Dataset records
╔══

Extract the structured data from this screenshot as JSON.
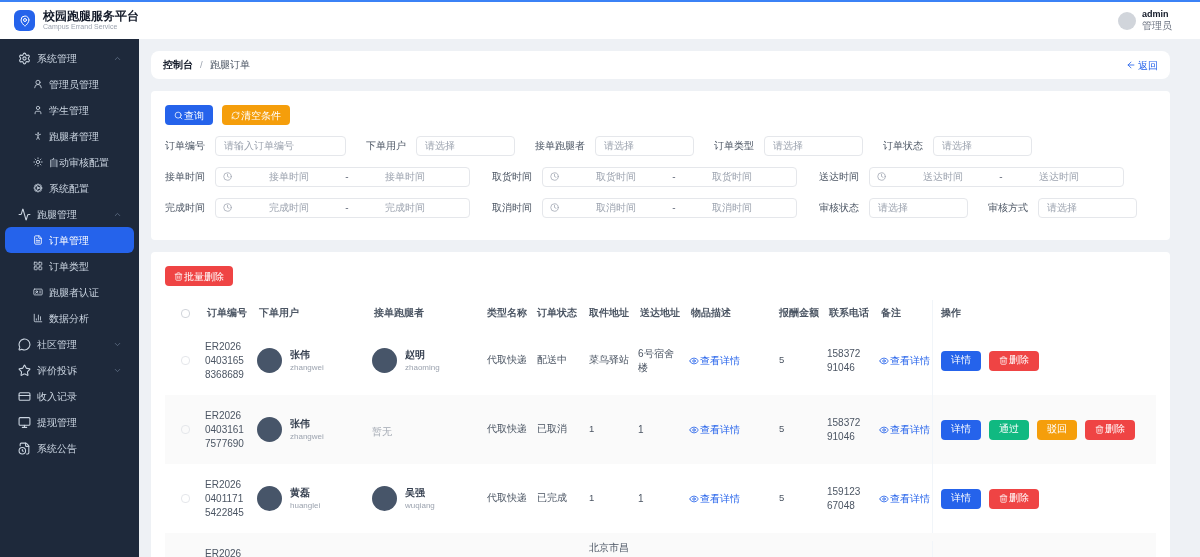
{
  "header": {
    "title": "校园跑腿服务平台",
    "subtitle": "Campus Errand Service",
    "user": {
      "name": "admin",
      "role": "管理员"
    }
  },
  "sidebar": {
    "items": [
      {
        "label": "系统管理",
        "expanded": true,
        "selected": false,
        "children": [
          {
            "label": "管理员管理",
            "selected": false
          },
          {
            "label": "学生管理",
            "selected": false
          },
          {
            "label": "跑腿者管理",
            "selected": false
          },
          {
            "label": "自动审核配置",
            "selected": false
          },
          {
            "label": "系统配置",
            "selected": false
          }
        ]
      },
      {
        "label": "跑腿管理",
        "expanded": true,
        "selected": false,
        "children": [
          {
            "label": "订单管理",
            "selected": true
          },
          {
            "label": "订单类型",
            "selected": false
          },
          {
            "label": "跑腿者认证",
            "selected": false
          },
          {
            "label": "数据分析",
            "selected": false
          }
        ]
      },
      {
        "label": "社区管理",
        "expanded": false,
        "selected": false
      },
      {
        "label": "评价投诉",
        "expanded": false,
        "selected": false
      },
      {
        "label": "收入记录",
        "selected": false
      },
      {
        "label": "提现管理",
        "selected": false
      },
      {
        "label": "系统公告",
        "selected": false
      }
    ]
  },
  "breadcrumb": {
    "items": [
      "控制台",
      "跑腿订单"
    ],
    "separator": "/",
    "back": "返回"
  },
  "filters": {
    "buttons": [
      {
        "label": "查询",
        "kind": "primary"
      },
      {
        "label": "清空条件",
        "kind": "warning"
      }
    ],
    "rows": [
      {
        "fields": [
          {
            "label": "订单编号",
            "kind": "text",
            "placeholder": "请输入订单编号"
          },
          {
            "label": "下单用户",
            "kind": "select",
            "placeholder": "请选择"
          },
          {
            "label": "接单跑腿者",
            "kind": "select",
            "placeholder": "请选择"
          },
          {
            "label": "订单类型",
            "kind": "select",
            "placeholder": "请选择"
          },
          {
            "label": "订单状态",
            "kind": "select",
            "placeholder": "请选择"
          }
        ]
      },
      {
        "fields": [
          {
            "label": "接单时间",
            "kind": "range",
            "start_placeholder": "接单时间",
            "separator": "-",
            "end_placeholder": "接单时间"
          },
          {
            "label": "取货时间",
            "kind": "range",
            "start_placeholder": "取货时间",
            "separator": "-",
            "end_placeholder": "取货时间"
          },
          {
            "label": "送达时间",
            "kind": "range",
            "start_placeholder": "送达时间",
            "separator": "-",
            "end_placeholder": "送达时间"
          }
        ]
      },
      {
        "fields": [
          {
            "label": "完成时间",
            "kind": "range",
            "start_placeholder": "完成时间",
            "separator": "-",
            "end_placeholder": "完成时间"
          },
          {
            "label": "取消时间",
            "kind": "range",
            "start_placeholder": "取消时间",
            "separator": "-",
            "end_placeholder": "取消时间"
          },
          {
            "label": "审核状态",
            "kind": "select",
            "placeholder": "请选择"
          },
          {
            "label": "审核方式",
            "kind": "select",
            "placeholder": "请选择"
          }
        ]
      }
    ]
  },
  "table": {
    "batch_delete": "批量删除",
    "header_checked": false,
    "columns": [
      "订单编号",
      "下单用户",
      "接单跑腿者",
      "类型名称",
      "订单状态",
      "取件地址",
      "送达地址",
      "物品描述",
      "报酬金额",
      "联系电话",
      "备注",
      "操作"
    ],
    "rows": [
      {
        "checked": false,
        "order_no": "ER202604031658368689",
        "user": {
          "name": "张伟",
          "username": "zhangwei"
        },
        "runner": {
          "name": "赵明",
          "username": "zhaoming"
        },
        "type": "代取快递",
        "status": "配送中",
        "pickup": "菜鸟驿站",
        "delivery": "6号宿舍楼",
        "description": "查看详情",
        "amount": "5",
        "phone": "15837291046",
        "remark": "查看详情",
        "actions": [
          {
            "label": "详情",
            "kind": "detail"
          },
          {
            "label": "删除",
            "kind": "delete"
          }
        ]
      },
      {
        "checked": false,
        "order_no": "ER202604031617577690",
        "user": {
          "name": "张伟",
          "username": "zhangwei"
        },
        "runner": null,
        "runner_empty": "暂无",
        "type": "代取快递",
        "status": "已取消",
        "pickup": "1",
        "delivery": "1",
        "description": "查看详情",
        "amount": "5",
        "phone": "15837291046",
        "remark": "查看详情",
        "actions": [
          {
            "label": "详情",
            "kind": "detail"
          },
          {
            "label": "通过",
            "kind": "approve"
          },
          {
            "label": "驳回",
            "kind": "reject"
          },
          {
            "label": "删除",
            "kind": "delete"
          }
        ]
      },
      {
        "checked": false,
        "order_no": "ER202604011715422845",
        "user": {
          "name": "黄磊",
          "username": "huanglei"
        },
        "runner": {
          "name": "吴强",
          "username": "wuqiang"
        },
        "type": "代取快递",
        "status": "已完成",
        "pickup": "1",
        "delivery": "1",
        "description": "查看详情",
        "amount": "5",
        "phone": "15912367048",
        "remark": "查看详情",
        "actions": [
          {
            "label": "详情",
            "kind": "detail"
          },
          {
            "label": "删除",
            "kind": "delete"
          }
        ]
      },
      {
        "order_no": "ER2026",
        "pickup": "北京市昌"
      }
    ]
  }
}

╚══

→ Problem:
Restate each line of the records exactly; pictures do not belong in the copy.

→ Task solution:
Extract the structured data from this screenshot as JSON.
{
  "header": {
    "title": "校园跑腿服务平台",
    "subtitle": "Campus Errand Service",
    "user": {
      "name": "admin",
      "role": "管理员"
    }
  },
  "sidebar": {
    "items": [
      {
        "label": "系统管理",
        "expanded": true,
        "selected": false,
        "children": [
          {
            "label": "管理员管理",
            "selected": false
          },
          {
            "label": "学生管理",
            "selected": false
          },
          {
            "label": "跑腿者管理",
            "selected": false
          },
          {
            "label": "自动审核配置",
            "selected": false
          },
          {
            "label": "系统配置",
            "selected": false
          }
        ]
      },
      {
        "label": "跑腿管理",
        "expanded": true,
        "selected": false,
        "children": [
          {
            "label": "订单管理",
            "selected": true
          },
          {
            "label": "订单类型",
            "selected": false
          },
          {
            "label": "跑腿者认证",
            "selected": false
          },
          {
            "label": "数据分析",
            "selected": false
          }
        ]
      },
      {
        "label": "社区管理",
        "expanded": false,
        "selected": false
      },
      {
        "label": "评价投诉",
        "expanded": false,
        "selected": false
      },
      {
        "label": "收入记录",
        "selected": false
      },
      {
        "label": "提现管理",
        "selected": false
      },
      {
        "label": "系统公告",
        "selected": false
      }
    ]
  },
  "breadcrumb": {
    "items": [
      "控制台",
      "跑腿订单"
    ],
    "separator": "/",
    "back": "返回"
  },
  "filters": {
    "buttons": [
      {
        "label": "查询",
        "kind": "primary"
      },
      {
        "label": "清空条件",
        "kind": "warning"
      }
    ],
    "rows": [
      {
        "fields": [
          {
            "label": "订单编号",
            "kind": "text",
            "placeholder": "请输入订单编号"
          },
          {
            "label": "下单用户",
            "kind": "select",
            "placeholder": "请选择"
          },
          {
            "label": "接单跑腿者",
            "kind": "select",
            "placeholder": "请选择"
          },
          {
            "label": "订单类型",
            "kind": "select",
            "placeholder": "请选择"
          },
          {
            "label": "订单状态",
            "kind": "select",
            "placeholder": "请选择"
          }
        ]
      },
      {
        "fields": [
          {
            "label": "接单时间",
            "kind": "range",
            "start_placeholder": "接单时间",
            "separator": "-",
            "end_placeholder": "接单时间"
          },
          {
            "label": "取货时间",
            "kind": "range",
            "start_placeholder": "取货时间",
            "separator": "-",
            "end_placeholder": "取货时间"
          },
          {
            "label": "送达时间",
            "kind": "range",
            "start_placeholder": "送达时间",
            "separator": "-",
            "end_placeholder": "送达时间"
          }
        ]
      },
      {
        "fields": [
          {
            "label": "完成时间",
            "kind": "range",
            "start_placeholder": "完成时间",
            "separator": "-",
            "end_placeholder": "完成时间"
          },
          {
            "label": "取消时间",
            "kind": "range",
            "start_placeholder": "取消时间",
            "separator": "-",
            "end_placeholder": "取消时间"
          },
          {
            "label": "审核状态",
            "kind": "select",
            "placeholder": "请选择"
          },
          {
            "label": "审核方式",
            "kind": "select",
            "placeholder": "请选择"
          }
        ]
      }
    ]
  },
  "table": {
    "batch_delete": "批量删除",
    "header_checked": false,
    "columns": [
      "订单编号",
      "下单用户",
      "接单跑腿者",
      "类型名称",
      "订单状态",
      "取件地址",
      "送达地址",
      "物品描述",
      "报酬金额",
      "联系电话",
      "备注",
      "操作"
    ],
    "rows": [
      {
        "checked": false,
        "order_no": "ER202604031658368689",
        "user": {
          "name": "张伟",
          "username": "zhangwei"
        },
        "runner": {
          "name": "赵明",
          "username": "zhaoming"
        },
        "type": "代取快递",
        "status": "配送中",
        "pickup": "菜鸟驿站",
        "delivery": "6号宿舍楼",
        "description": "查看详情",
        "amount": "5",
        "phone": "15837291046",
        "remark": "查看详情",
        "actions": [
          {
            "label": "详情",
            "kind": "detail"
          },
          {
            "label": "删除",
            "kind": "delete"
          }
        ]
      },
      {
        "checked": false,
        "order_no": "ER202604031617577690",
        "user": {
          "name": "张伟",
          "username": "zhangwei"
        },
        "runner": null,
        "runner_empty": "暂无",
        "type": "代取快递",
        "status": "已取消",
        "pickup": "1",
        "delivery": "1",
        "description": "查看详情",
        "amount": "5",
        "phone": "15837291046",
        "remark": "查看详情",
        "actions": [
          {
            "label": "详情",
            "kind": "detail"
          },
          {
            "label": "通过",
            "kind": "approve"
          },
          {
            "label": "驳回",
            "kind": "reject"
          },
          {
            "label": "删除",
            "kind": "delete"
          }
        ]
      },
      {
        "checked": false,
        "order_no": "ER202604011715422845",
        "user": {
          "name": "黄磊",
          "username": "huanglei"
        },
        "runner": {
          "name": "吴强",
          "username": "wuqiang"
        },
        "type": "代取快递",
        "status": "已完成",
        "pickup": "1",
        "delivery": "1",
        "description": "查看详情",
        "amount": "5",
        "phone": "15912367048",
        "remark": "查看详情",
        "actions": [
          {
            "label": "详情",
            "kind": "detail"
          },
          {
            "label": "删除",
            "kind": "delete"
          }
        ]
      },
      {
        "order_no": "ER2026",
        "pickup": "北京市昌"
      }
    ]
  }
}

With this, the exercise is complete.